▼

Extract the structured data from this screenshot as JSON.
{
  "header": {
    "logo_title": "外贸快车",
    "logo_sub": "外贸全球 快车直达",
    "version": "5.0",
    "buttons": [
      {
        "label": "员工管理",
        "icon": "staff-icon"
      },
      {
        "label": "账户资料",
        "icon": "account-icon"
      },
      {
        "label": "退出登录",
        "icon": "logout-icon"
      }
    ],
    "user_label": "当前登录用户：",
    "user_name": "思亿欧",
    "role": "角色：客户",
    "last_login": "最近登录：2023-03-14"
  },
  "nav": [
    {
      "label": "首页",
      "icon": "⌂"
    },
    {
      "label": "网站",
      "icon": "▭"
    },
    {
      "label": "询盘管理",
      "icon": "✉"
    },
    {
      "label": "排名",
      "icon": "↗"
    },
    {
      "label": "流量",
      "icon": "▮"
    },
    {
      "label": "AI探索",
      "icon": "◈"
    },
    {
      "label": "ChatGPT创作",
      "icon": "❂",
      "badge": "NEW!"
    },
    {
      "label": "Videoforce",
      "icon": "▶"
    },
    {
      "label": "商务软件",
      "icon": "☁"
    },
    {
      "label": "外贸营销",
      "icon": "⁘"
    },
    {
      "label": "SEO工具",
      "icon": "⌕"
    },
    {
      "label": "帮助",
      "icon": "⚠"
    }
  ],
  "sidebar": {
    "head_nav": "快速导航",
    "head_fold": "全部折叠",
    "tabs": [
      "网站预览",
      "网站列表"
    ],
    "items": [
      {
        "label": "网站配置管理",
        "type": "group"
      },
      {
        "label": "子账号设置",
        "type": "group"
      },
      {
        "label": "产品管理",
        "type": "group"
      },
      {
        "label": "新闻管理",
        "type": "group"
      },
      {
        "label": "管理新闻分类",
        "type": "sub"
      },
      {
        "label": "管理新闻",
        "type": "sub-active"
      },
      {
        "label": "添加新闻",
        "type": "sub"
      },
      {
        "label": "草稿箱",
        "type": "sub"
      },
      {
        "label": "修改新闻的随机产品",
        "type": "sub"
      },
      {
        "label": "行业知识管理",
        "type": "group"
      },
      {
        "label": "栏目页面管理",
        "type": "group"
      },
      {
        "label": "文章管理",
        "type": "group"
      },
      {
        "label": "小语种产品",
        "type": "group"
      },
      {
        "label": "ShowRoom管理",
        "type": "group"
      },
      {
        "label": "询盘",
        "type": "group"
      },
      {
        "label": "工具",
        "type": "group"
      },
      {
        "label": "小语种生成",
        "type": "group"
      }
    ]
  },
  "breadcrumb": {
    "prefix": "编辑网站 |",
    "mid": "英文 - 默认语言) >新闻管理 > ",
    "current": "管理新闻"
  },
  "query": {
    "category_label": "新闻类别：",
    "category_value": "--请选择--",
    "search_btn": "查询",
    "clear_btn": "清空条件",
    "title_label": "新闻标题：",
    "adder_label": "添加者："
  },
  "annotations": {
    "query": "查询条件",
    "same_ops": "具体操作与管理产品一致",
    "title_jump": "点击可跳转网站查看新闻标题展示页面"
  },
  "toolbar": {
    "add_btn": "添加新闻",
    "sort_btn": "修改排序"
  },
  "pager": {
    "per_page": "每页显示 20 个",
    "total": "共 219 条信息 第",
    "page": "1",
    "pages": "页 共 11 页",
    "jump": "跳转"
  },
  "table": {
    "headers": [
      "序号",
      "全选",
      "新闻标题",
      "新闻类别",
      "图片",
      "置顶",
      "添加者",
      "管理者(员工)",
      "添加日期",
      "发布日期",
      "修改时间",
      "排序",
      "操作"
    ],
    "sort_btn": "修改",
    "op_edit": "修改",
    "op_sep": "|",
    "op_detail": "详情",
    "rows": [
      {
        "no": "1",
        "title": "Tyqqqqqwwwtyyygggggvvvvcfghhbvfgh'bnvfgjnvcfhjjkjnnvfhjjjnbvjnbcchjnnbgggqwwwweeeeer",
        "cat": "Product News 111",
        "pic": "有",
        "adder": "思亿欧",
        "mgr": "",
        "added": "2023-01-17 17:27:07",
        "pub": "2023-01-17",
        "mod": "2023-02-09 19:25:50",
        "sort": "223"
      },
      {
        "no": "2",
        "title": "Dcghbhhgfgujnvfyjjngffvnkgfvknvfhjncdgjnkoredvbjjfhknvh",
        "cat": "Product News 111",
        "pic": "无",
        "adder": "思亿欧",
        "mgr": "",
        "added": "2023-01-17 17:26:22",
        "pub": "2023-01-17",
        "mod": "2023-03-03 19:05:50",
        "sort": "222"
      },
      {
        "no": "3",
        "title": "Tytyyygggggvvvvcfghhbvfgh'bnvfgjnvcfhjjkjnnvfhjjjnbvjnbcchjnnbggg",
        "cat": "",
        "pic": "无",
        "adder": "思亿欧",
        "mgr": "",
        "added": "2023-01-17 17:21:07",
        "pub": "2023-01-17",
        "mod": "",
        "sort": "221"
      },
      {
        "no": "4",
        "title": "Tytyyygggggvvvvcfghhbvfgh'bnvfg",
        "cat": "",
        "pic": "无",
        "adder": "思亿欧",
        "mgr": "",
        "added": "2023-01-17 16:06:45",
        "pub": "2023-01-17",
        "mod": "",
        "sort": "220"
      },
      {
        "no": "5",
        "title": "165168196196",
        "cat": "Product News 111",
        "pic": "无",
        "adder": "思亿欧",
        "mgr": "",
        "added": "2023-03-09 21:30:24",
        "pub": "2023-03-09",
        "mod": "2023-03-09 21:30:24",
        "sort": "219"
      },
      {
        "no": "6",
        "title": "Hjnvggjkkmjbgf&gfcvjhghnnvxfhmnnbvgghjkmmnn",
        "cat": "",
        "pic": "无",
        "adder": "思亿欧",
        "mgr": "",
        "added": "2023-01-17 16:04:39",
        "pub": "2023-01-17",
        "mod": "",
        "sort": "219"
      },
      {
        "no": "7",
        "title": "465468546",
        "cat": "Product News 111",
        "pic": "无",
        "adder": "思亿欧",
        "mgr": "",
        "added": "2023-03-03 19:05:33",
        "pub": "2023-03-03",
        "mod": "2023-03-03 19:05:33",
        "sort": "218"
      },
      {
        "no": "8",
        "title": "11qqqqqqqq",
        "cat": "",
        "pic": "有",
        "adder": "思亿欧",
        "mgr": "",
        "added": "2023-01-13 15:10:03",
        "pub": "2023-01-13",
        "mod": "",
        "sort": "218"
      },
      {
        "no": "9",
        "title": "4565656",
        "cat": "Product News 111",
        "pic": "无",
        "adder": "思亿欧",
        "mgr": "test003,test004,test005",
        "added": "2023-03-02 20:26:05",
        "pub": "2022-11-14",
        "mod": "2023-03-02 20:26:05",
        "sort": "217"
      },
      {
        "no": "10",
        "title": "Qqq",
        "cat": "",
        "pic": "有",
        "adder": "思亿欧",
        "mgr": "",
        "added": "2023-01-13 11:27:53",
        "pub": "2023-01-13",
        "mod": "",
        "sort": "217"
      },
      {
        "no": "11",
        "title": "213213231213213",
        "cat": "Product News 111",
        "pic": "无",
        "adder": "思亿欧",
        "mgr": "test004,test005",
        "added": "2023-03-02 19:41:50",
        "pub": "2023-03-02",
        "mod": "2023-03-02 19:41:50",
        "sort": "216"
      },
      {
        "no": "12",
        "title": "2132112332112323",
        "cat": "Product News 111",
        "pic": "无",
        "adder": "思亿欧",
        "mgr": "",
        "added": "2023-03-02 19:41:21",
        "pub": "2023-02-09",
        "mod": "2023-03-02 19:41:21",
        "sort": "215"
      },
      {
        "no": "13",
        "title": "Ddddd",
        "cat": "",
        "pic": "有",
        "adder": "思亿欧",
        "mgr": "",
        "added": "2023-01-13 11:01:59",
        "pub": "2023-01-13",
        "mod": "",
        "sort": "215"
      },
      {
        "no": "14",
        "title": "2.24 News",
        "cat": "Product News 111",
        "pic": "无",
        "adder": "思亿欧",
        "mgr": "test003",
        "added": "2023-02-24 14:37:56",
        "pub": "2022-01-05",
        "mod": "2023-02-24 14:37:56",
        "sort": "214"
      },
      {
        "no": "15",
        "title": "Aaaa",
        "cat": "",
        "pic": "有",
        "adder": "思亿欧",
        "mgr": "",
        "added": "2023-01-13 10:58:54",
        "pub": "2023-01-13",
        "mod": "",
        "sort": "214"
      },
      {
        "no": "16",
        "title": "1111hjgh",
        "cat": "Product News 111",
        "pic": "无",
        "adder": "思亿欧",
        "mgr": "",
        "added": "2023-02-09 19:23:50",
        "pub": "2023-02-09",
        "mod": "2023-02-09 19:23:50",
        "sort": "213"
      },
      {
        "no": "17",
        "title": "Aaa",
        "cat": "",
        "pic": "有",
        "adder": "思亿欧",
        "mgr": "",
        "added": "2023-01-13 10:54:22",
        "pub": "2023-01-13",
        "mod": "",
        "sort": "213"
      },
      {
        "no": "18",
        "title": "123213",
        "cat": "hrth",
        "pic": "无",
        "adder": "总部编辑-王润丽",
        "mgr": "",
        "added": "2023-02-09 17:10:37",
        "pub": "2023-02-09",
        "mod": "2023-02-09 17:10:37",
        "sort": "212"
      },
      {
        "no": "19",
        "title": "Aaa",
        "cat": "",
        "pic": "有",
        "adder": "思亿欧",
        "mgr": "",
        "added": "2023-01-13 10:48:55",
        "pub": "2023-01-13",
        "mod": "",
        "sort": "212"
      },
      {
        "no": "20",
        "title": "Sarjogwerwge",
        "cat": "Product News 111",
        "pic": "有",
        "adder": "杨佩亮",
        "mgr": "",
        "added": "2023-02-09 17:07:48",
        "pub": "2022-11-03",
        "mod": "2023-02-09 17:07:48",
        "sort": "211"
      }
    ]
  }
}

▲

**TASK DESCRIPTION:** Look through the data and gather every line with the string "Tytyyygggggvvvvcfghhbvfgh" in it.

**RESULT OF THIS TASK:**
        "title": "Tytyyygggggvvvvcfghhbvfgh'bnvfgjnvcfhjjkjnnvfhjjjnbvjnbcchjnnbggg",
        "title": "Tytyyygggggvvvvcfghhbvfgh'bnvfg",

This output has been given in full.